Requirement A =>
Using the court opinion, explain in one to three sentences why Bargo claims his appeal should not be forfeited.
Requirement B =>
In the court opinion, rewrite the passage from "The facts are" up to and including "March 29, 1988.", changing "habitual criminal" to "repeat offender".

Extract to read =>
========

Bargo v. State

Robert L. Brown, Justice.

Movant Jerome Allen Bargo moves to have his appeal reinstated following this court’s dismissal of his appeal in 1989. We deny the motion.

The facts are these. On March 18, 1988, Bargo was convicted of attempted capital murder, burglary, and theft of property, and was sentenced as a habitual criminal to sixty years’ imprisonment, forty years’ imprisonment, and forty years’ imprisonment respectively, to run consecutively. He was also fined a total of $45,000. A notice of appeal was filed on March 29, 1988.

Bargo escaped from custody in May 1988, and fled this jurisdiction. The record was lodged with this court on October 5, 1988, despite the escape. On December 1, 1988, the docket reflects that the appellant’s brief was served, and on December 20, 1988, the State filed a motion to dismiss the appeal and a motion to stay its brief time. On January 9, 1989, this court granted the State’s motion to dismiss the appeal of Bargo, who was still at large. On January 13, 1989, Bargo’s attorney tendered a response to the already-decided motion to dismiss, which this court deemed to be moot. Bargo’s attorney then filed a motion for reconsideration, which this court denied.

On April 14, 2005, Bargo filed his motion to reinstate his appeal. He asserts therein that he was apprehended in Ohio in 2003. He then asserts multiple arguments in support of his motion. He first claims that Arkansas has fashioned an automatic right of appeal in criminal cases and that this court has shied away from either adopting or creating a rule which mandates dismissal of an absconded criminal defendant’s appeal. He contends that despite the large temporal gap between the time his appeal was originally docketed and the present, his absence has had no materially prejudicial effect on the appellate process. For that reason, he claims that his appeal should not be forfeited. He urges that the record has presumably been preserved and that the same arguments raised on appeal remain viable.

========

Material =>
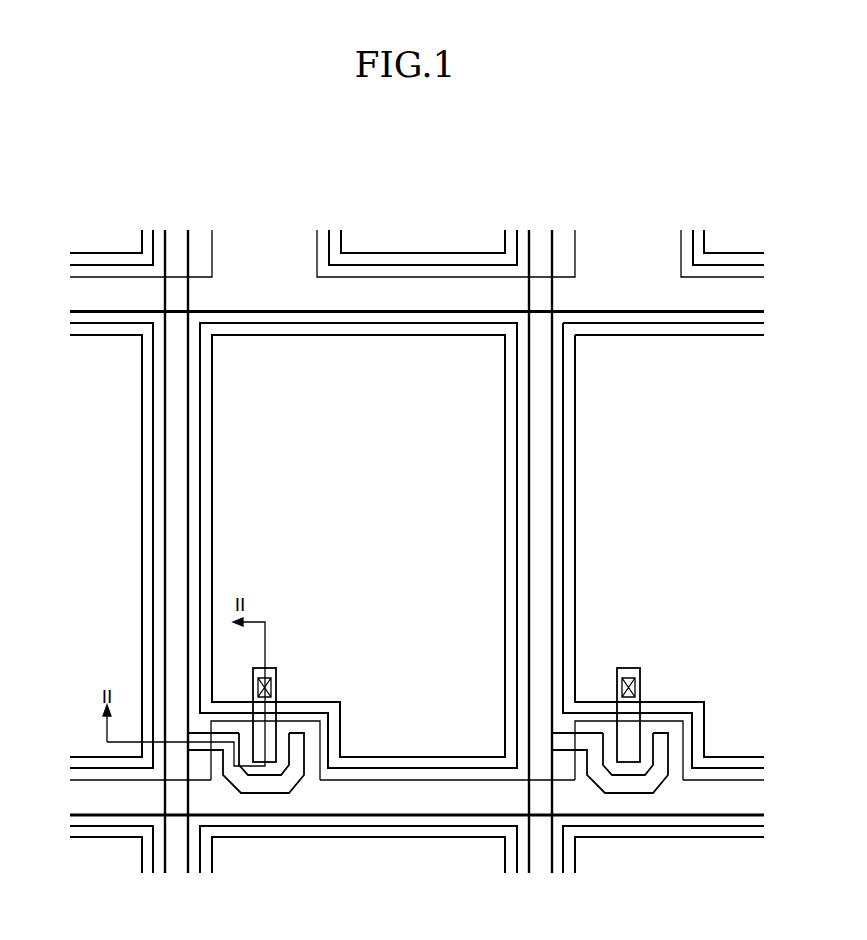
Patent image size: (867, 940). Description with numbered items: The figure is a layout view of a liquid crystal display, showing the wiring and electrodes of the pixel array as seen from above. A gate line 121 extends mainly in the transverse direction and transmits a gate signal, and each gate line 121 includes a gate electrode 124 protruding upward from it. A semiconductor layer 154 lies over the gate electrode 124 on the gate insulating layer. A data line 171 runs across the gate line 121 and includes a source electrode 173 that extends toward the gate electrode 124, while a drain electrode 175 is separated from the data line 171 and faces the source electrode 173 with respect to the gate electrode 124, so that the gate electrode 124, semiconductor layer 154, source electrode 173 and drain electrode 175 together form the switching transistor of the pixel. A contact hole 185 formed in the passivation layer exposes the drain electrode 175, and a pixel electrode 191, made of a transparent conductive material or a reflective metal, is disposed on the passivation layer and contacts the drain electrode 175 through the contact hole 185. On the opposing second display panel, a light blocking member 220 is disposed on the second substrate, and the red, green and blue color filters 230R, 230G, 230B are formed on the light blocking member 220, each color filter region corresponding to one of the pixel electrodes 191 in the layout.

The gate line 121 is at (404, 780).
The gate electrode 124 is at (320, 750).
The semiconductor layer 154 is at (282, 733).
The data line 171 is at (166, 508).
The source electrode 173 is at (268, 793).
The drain electrode 175 is at (277, 695).
The contact hole 185 is at (277, 678).
The pixel electrode 191 is at (201, 383).
The light blocking member 220 is at (212, 428).
The red color filter 230R is at (113, 523).
The green color filter 230G is at (386, 523).
The blue color filter 230B is at (709, 523).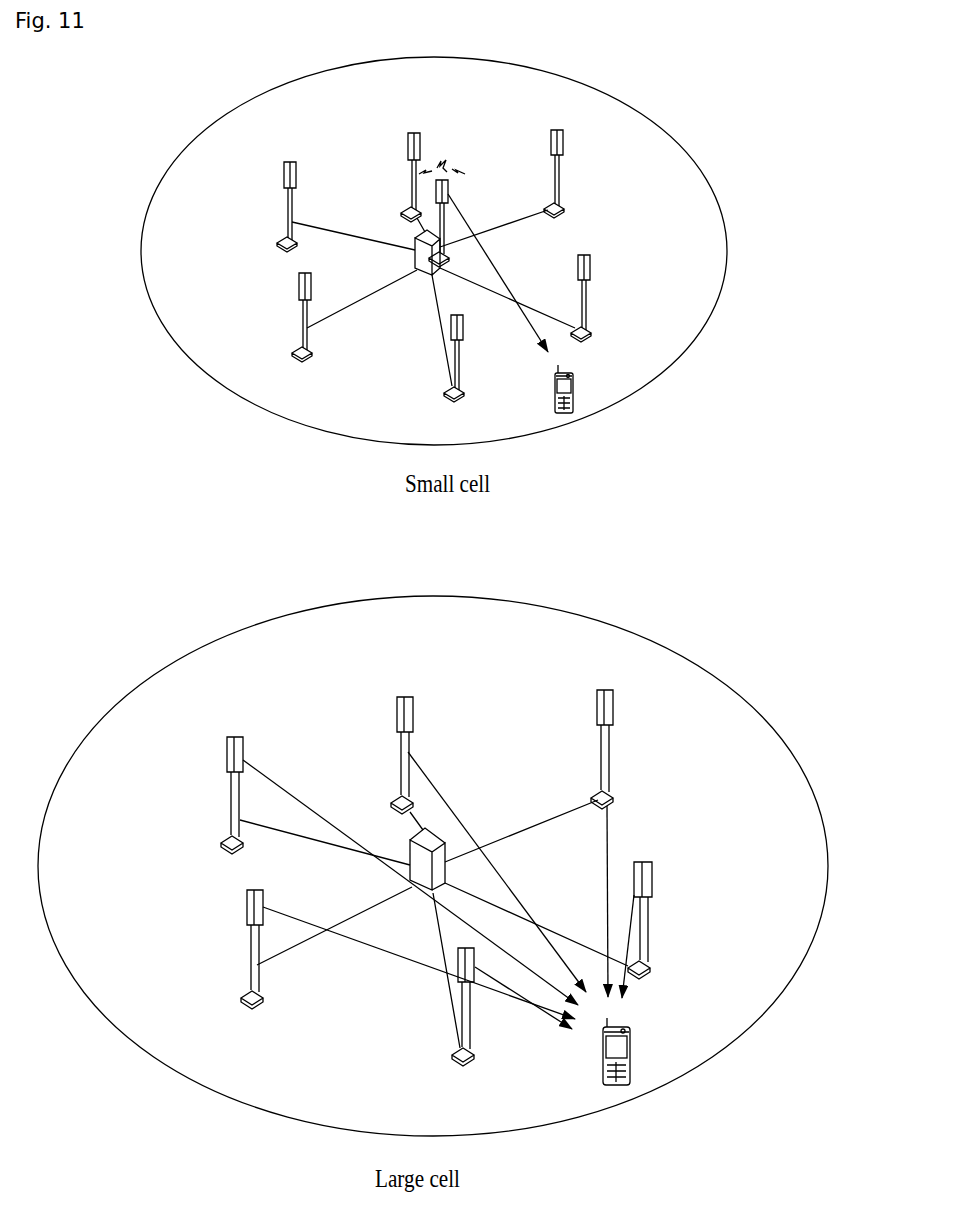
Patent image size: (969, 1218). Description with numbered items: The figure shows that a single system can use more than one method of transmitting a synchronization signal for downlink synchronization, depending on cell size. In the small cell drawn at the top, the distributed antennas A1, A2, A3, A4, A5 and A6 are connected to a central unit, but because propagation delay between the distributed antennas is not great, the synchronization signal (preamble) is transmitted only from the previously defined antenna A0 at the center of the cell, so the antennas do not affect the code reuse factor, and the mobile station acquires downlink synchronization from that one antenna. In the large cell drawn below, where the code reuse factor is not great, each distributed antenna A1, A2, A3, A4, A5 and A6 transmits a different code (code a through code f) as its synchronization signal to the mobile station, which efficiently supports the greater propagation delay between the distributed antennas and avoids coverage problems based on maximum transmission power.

The previously defined antenna A0 is at (488, 266).
The distributed antenna A1 is at (482, 546).
The distributed antenna A2 is at (390, 568).
The distributed antenna A3 is at (372, 632).
The distributed antenna A4 is at (506, 718).
The distributed antenna A5 is at (629, 610).
The distributed antenna A6 is at (594, 547).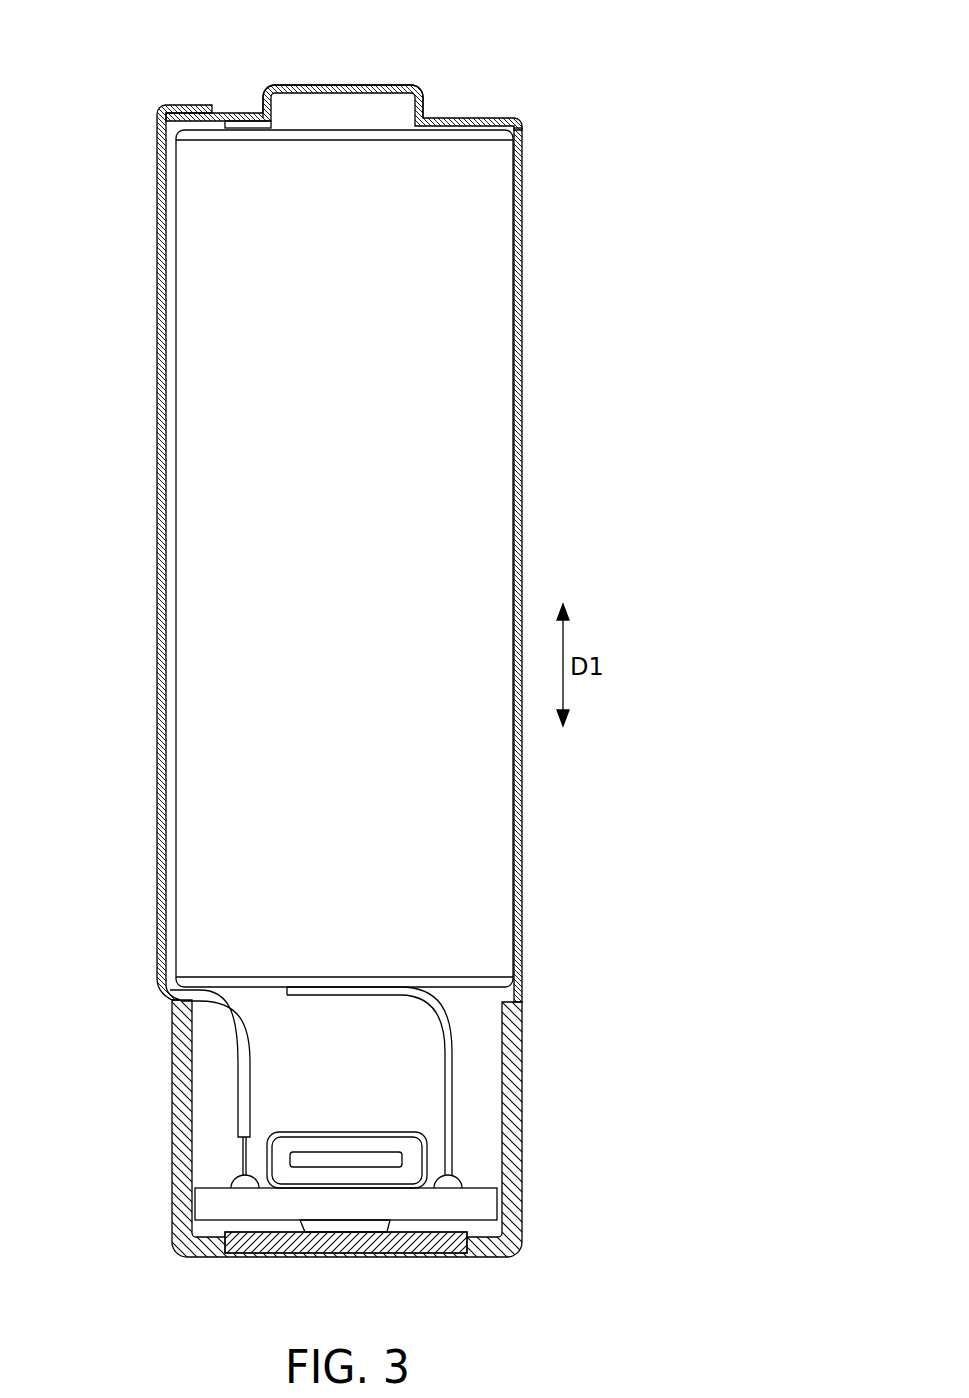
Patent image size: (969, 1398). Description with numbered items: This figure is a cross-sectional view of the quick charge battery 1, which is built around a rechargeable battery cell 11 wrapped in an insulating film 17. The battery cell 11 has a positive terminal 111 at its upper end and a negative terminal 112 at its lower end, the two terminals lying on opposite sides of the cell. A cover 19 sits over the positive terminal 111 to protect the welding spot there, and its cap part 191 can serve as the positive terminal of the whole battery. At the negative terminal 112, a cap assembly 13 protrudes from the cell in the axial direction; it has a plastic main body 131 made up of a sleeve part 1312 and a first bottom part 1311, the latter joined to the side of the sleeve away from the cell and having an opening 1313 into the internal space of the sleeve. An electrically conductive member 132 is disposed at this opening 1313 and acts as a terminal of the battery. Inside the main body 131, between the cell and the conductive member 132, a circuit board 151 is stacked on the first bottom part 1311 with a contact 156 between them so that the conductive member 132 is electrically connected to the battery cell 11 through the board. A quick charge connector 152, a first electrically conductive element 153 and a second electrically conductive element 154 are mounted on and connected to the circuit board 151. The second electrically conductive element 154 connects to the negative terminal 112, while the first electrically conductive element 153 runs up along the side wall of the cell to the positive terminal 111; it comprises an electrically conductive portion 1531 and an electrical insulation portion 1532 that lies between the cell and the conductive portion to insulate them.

The quick charge battery 1 is at (110, 39).
The battery cell 11 is at (457, 447).
The positive terminal 111 is at (317, 113).
The negative terminal 112 is at (458, 982).
The cap assembly 13 is at (682, 1135).
The main body 131 is at (617, 1188).
The first bottom part 1311 is at (485, 1253).
The sleeve part 1312 is at (508, 1207).
The opening 1313 is at (462, 1257).
The electrically conductive member 132 is at (443, 1240).
The circuit board 151 is at (213, 1188).
The quick charge connector 152 is at (343, 1147).
The first electrically conductive element 153 is at (82, 1052).
The electrically conductive portion 1531 is at (245, 1150).
The electrical insulation portion 1532 is at (245, 1062).
The second electrically conductive element 154 is at (446, 1089).
The contact 156 is at (348, 1228).
The insulating film 17 is at (521, 262).
The cover 19 is at (455, 118).
The cap part 191 is at (357, 85).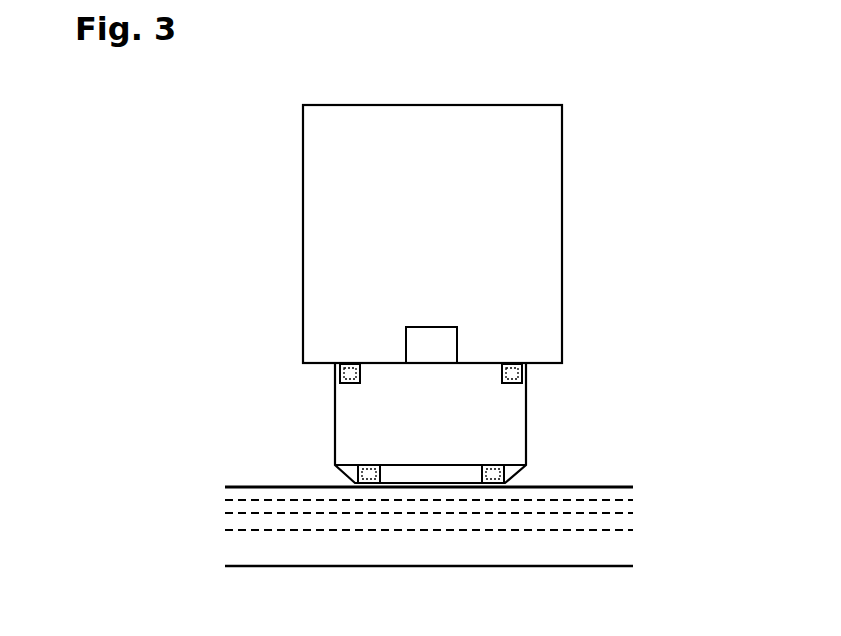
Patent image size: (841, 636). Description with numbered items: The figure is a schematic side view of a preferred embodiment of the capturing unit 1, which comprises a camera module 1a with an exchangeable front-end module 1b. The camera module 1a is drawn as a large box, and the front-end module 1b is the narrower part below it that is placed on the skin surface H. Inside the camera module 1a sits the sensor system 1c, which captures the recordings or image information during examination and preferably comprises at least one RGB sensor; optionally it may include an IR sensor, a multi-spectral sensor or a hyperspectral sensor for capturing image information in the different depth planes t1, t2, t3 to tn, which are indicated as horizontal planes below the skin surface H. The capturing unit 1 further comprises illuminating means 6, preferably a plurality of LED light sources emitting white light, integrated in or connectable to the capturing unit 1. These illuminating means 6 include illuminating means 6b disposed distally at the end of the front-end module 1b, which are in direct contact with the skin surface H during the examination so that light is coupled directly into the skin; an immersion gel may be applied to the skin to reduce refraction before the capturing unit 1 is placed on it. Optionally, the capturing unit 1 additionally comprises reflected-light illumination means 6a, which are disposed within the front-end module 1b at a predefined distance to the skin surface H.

The capturing unit 1 is at (570, 100).
The camera module 1a is at (446, 248).
The front-end module 1b is at (526, 415).
The sensor system 1c is at (445, 338).
The illuminating means 6 is at (350, 462).
The reflected-light illumination means 6a is at (345, 383).
The illuminating means 6b is at (363, 464).
The skin surface H is at (620, 487).
The depth plane t1 is at (227, 500).
The depth plane t2 is at (227, 513).
The depth plane t3 is at (227, 530).
The depth plane tn is at (441, 567).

========

Final answer A =>
Bargo contends that his absence has had no materially prejudicial effect on the appellate process, despite the large gap in time between the original docketing of his appeal and the present. On that basis, he claims the appeal should not be forfeited.

Final answer B =>
The facts are these. On March 18, 1988, Bargo was convicted of attempted capital murder, burglary, and theft of property, and was sentenced as a repeat offender to sixty years’ imprisonment, forty years’ imprisonment, and forty years’ imprisonment respectively, to run consecutively. He was also fined a total of $45,000. A notice of appeal was filed on March 29, 1988.